Task statement: Print all of the lines exactly. Any picture among them stays out.

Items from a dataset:
......

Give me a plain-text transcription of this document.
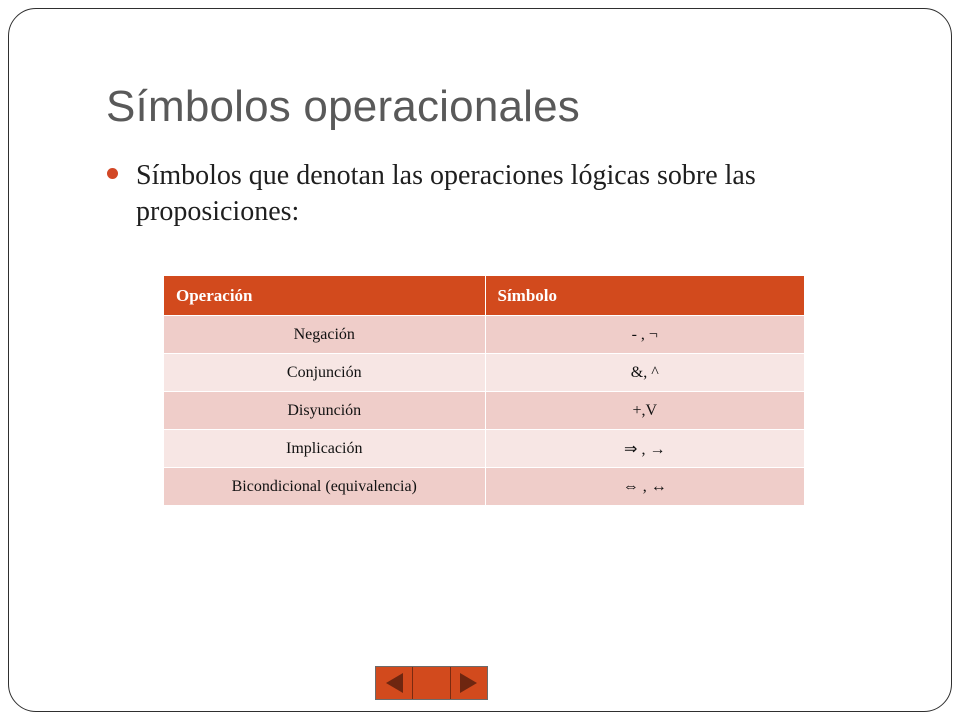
Símbolos operacionales
Símbolos que denotan las operaciones lógicas sobre las proposiciones:
Operación	Símbolo
Negación	- , ¬
Conjunción	&, ^
Disyunción	+,V
Implicación	⇒ , →
Bicondicional (equivalencia)	⇔ , ↔
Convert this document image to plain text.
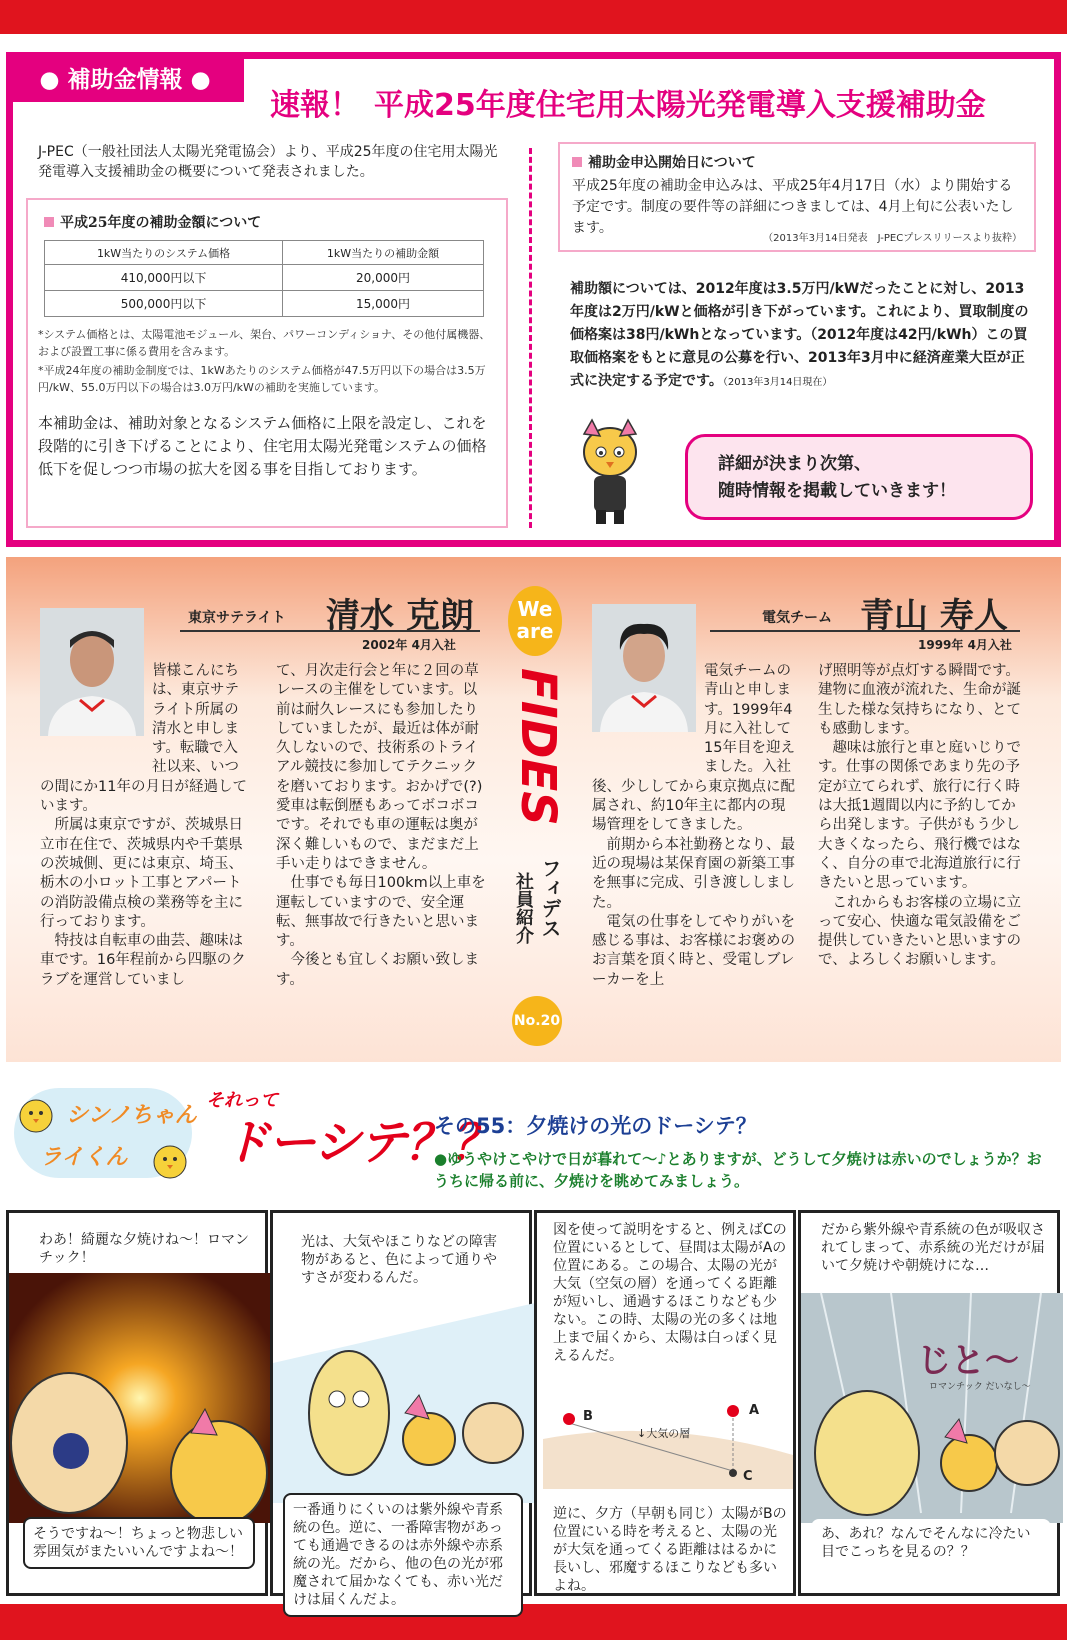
● 補助金情報 ●
速報！ 平成25年度住宅用太陽光発電導入支援補助金
J-PEC（一般社団法人太陽光発電協会）より、平成25年度の住宅用太陽光発電導入支援補助金の概要について発表されました。
平成25年度の補助金額について
1kW当たりのシステム価格	1kW当たりの補助金額
410,000円以下	20,000円
500,000円以下	15,000円
*システム価格とは、太陽電池モジュール、架台、パワーコンディショナ、その他付属機器、および設置工事に係る費用を含みます。
*平成24年度の補助金制度では、1kWあたりのシステム価格が47.5万円以下の場合は3.5万円/kW、55.0万円以下の場合は3.0万円/kWの補助を実施しています。
本補助金は、補助対象となるシステム価格に上限を設定し、これを段階的に引き下げることにより、住宅用太陽光発電システムの価格低下を促しつつ市場の拡大を図る事を目指しております。
補助金申込開始日について
平成25年度の補助金申込みは、平成25年4月17日（水）より開始する予定です。制度の要件等の詳細につきましては、4月上旬に公表いたします。
（2013年3月14日発表　J-PECプレスリリースより抜粋）
補助額については、2012年度は3.5万円/kWだったことに対し、2013年度は2万円/kWと価格が引き下がっています。これにより、買取制度の価格案は38円/kWhとなっています。（2012年度は42円/kWh）この買取価格案をもとに意見の公募を行い、2013年3月中に経済産業大臣が正式に決定する予定です。（2013年3月14日現在）
詳細が決まり次第、
随時情報を掲載していきます！
東京サテライト 清水 克朗
2002年 4月入社
皆様こんにちは、東京サテライト所属の清水と申します。転職で入社以来、いつの間にか11年の月日が経過しています。
　所属は東京ですが、茨城県日立市在住で、茨城県内や千葉県の茨城側、更には東京、埼玉、栃木の小ロット工事とアパートの消防設備点検の業務等を主に行っております。
　特技は自転車の曲芸、趣味は車です。16年程前から四駆のクラブを運営していまし
て、月次走行会と年に２回の草レースの主催をしています。以前は耐久レースにも参加したりしていましたが、最近は体が耐久しないので、技術系のトライアル競技に参加してテクニックを磨いております。おかげで(?)愛車は転倒歴もあってボコボコです。それでも車の運転は奥が深く難しいもので、まだまだ上手い走りはできません。
　仕事でも毎日100km以上車を運転していますので、安全運転、無事故で行きたいと思います。
　今後とも宜しくお願い致します。
We
are
FIDES
フィデス
社員紹介
No.20
電気チーム 青山 寿人
1999年 4月入社
電気チームの青山と申します。1999年4月に入社して15年目を迎えました。入社後、少ししてから東京拠点に配属され、約10年主に都内の現場管理をしてきました。
　前期から本社勤務となり、最近の現場は某保育園の新築工事を無事に完成、引き渡ししました。
　電気の仕事をしてやりがいを感じる事は、お客様にお褒めのお言葉を頂く時と、受電しブレーカーを上
げ照明等が点灯する瞬間です。建物に血液が流れた、生命が誕生した様な気持ちになり、とても感動します。
　趣味は旅行と車と庭いじりです。仕事の関係であまり先の予定が立てられず、旅行に行く時は大抵1週間以内に予約してから出発します。子供がもう少し大きくなったら、飛行機ではなく、自分の車で北海道旅行に行きたいと思っています。
　これからもお客様の立場に立って安心、快適な電気設備をご提供していきたいと思いますので、よろしくお願いします。
シンノちゃん
ライくん
それって
ドーシテ？？
その55：夕焼けの光のドーシテ？
●ゆうやけこやけで日が暮れて〜♪とありますが、どうして夕焼けは赤いのでしょうか？おうちに帰る前に、夕焼けを眺めてみましょう。
わあ！綺麗な夕焼けね〜！ロマンチック！
そうですね〜！ちょっと物悲しい雰囲気がまたいいんですよね〜！
光は、大気やほこりなどの障害物があると、色によって通りやすさが変わるんだ。
一番通りにくいのは紫外線や青系統の色。逆に、一番障害物があっても通過できるのは赤外線や赤系統の光。だから、他の色の光が邪魔されて届かなくても、赤い光だけは届くんだよ。
図を使って説明をすると、例えばCの位置にいるとして、昼間は太陽がAの位置にある。この場合、太陽の光が大気（空気の層）を通ってくる距離が短いし、通過するほこりなども少ない。この時、太陽の光の多くは地上まで届くから、太陽は白っぽく見えるんだ。
B	A
C
↓大気の層
逆に、夕方（早朝も同じ）太陽がBの位置にいる時を考えると、太陽の光が大気を通ってくる距離ははるかに長いし、邪魔するほこりなども多いよね。
だから紫外線や青系統の色が吸収されてしまって、赤系統の光だけが届いて夕焼けや朝焼けにな…
じと〜
ロマンチック だいなし〜
あ、あれ？なんでそんなに冷たい目でこっちを見るの？？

......

Finished answer:
Give me a plain-text transcription of this document.
Símbolos operacionales
Símbolos que denotan las operaciones lógicas sobre las proposiciones:
Operación	Símbolo
Negación	- , ¬
Conjunción	&, ^
Disyunción	+,V
Implicación	⇒ , →
Bicondicional (equivalencia)	⇔ , ↔
Convert this document image to plain text.
● 補助金情報 ●
速報！ 平成25年度住宅用太陽光発電導入支援補助金
J-PEC（一般社団法人太陽光発電協会）より、平成25年度の住宅用太陽光発電導入支援補助金の概要について発表されました。
平成25年度の補助金額について
1kW当たりのシステム価格	1kW当たりの補助金額
410,000円以下	20,000円
500,000円以下	15,000円
*システム価格とは、太陽電池モジュール、架台、パワーコンディショナ、その他付属機器、および設置工事に係る費用を含みます。
*平成24年度の補助金制度では、1kWあたりのシステム価格が47.5万円以下の場合は3.5万円/kW、55.0万円以下の場合は3.0万円/kWの補助を実施しています。
本補助金は、補助対象となるシステム価格に上限を設定し、これを段階的に引き下げることにより、住宅用太陽光発電システムの価格低下を促しつつ市場の拡大を図る事を目指しております。
補助金申込開始日について
平成25年度の補助金申込みは、平成25年4月17日（水）より開始する予定です。制度の要件等の詳細につきましては、4月上旬に公表いたします。
（2013年3月14日発表　J-PECプレスリリースより抜粋）
補助額については、2012年度は3.5万円/kWだったことに対し、2013年度は2万円/kWと価格が引き下がっています。これにより、買取制度の価格案は38円/kWhとなっています。（2012年度は42円/kWh）この買取価格案をもとに意見の公募を行い、2013年3月中に経済産業大臣が正式に決定する予定です。（2013年3月14日現在）
詳細が決まり次第、
随時情報を掲載していきます！
東京サテライト 清水 克朗
2002年 4月入社
皆様こんにちは、東京サテライト所属の清水と申します。転職で入社以来、いつの間にか11年の月日が経過しています。
　所属は東京ですが、茨城県日立市在住で、茨城県内や千葉県の茨城側、更には東京、埼玉、栃木の小ロット工事とアパートの消防設備点検の業務等を主に行っております。
　特技は自転車の曲芸、趣味は車です。16年程前から四駆のクラブを運営していまし
て、月次走行会と年に２回の草レースの主催をしています。以前は耐久レースにも参加したりしていましたが、最近は体が耐久しないので、技術系のトライアル競技に参加してテクニックを磨いております。おかげで(?)愛車は転倒歴もあってボコボコです。それでも車の運転は奥が深く難しいもので、まだまだ上手い走りはできません。
　仕事でも毎日100km以上車を運転していますので、安全運転、無事故で行きたいと思います。
　今後とも宜しくお願い致します。
We
are
FIDES
フィデス
社員紹介
No.20
電気チーム 青山 寿人
1999年 4月入社
電気チームの青山と申します。1999年4月に入社して15年目を迎えました。入社後、少ししてから東京拠点に配属され、約10年主に都内の現場管理をしてきました。
　前期から本社勤務となり、最近の現場は某保育園の新築工事を無事に完成、引き渡ししました。
　電気の仕事をしてやりがいを感じる事は、お客様にお褒めのお言葉を頂く時と、受電しブレーカーを上
げ照明等が点灯する瞬間です。建物に血液が流れた、生命が誕生した様な気持ちになり、とても感動します。
　趣味は旅行と車と庭いじりです。仕事の関係であまり先の予定が立てられず、旅行に行く時は大抵1週間以内に予約してから出発します。子供がもう少し大きくなったら、飛行機ではなく、自分の車で北海道旅行に行きたいと思っています。
　これからもお客様の立場に立って安心、快適な電気設備をご提供していきたいと思いますので、よろしくお願いします。
シンノちゃん
ライくん
それって
ドーシテ？？
その55：夕焼けの光のドーシテ？
●ゆうやけこやけで日が暮れて〜♪とありますが、どうして夕焼けは赤いのでしょうか？おうちに帰る前に、夕焼けを眺めてみましょう。
わあ！綺麗な夕焼けね〜！ロマンチック！
そうですね〜！ちょっと物悲しい雰囲気がまたいいんですよね〜！
光は、大気やほこりなどの障害物があると、色によって通りやすさが変わるんだ。
一番通りにくいのは紫外線や青系統の色。逆に、一番障害物があっても通過できるのは赤外線や赤系統の光。だから、他の色の光が邪魔されて届かなくても、赤い光だけは届くんだよ。
図を使って説明をすると、例えばCの位置にいるとして、昼間は太陽がAの位置にある。この場合、太陽の光が大気（空気の層）を通ってくる距離が短いし、通過するほこりなども少ない。この時、太陽の光の多くは地上まで届くから、太陽は白っぽく見えるんだ。
B	A
C
↓大気の層
逆に、夕方（早朝も同じ）太陽がBの位置にいる時を考えると、太陽の光が大気を通ってくる距離ははるかに長いし、邪魔するほこりなども多いよね。
だから紫外線や青系統の色が吸収されてしまって、赤系統の光だけが届いて夕焼けや朝焼けにな…
じと〜
ロマンチック だいなし〜
あ、あれ？なんでそんなに冷たい目でこっちを見るの？？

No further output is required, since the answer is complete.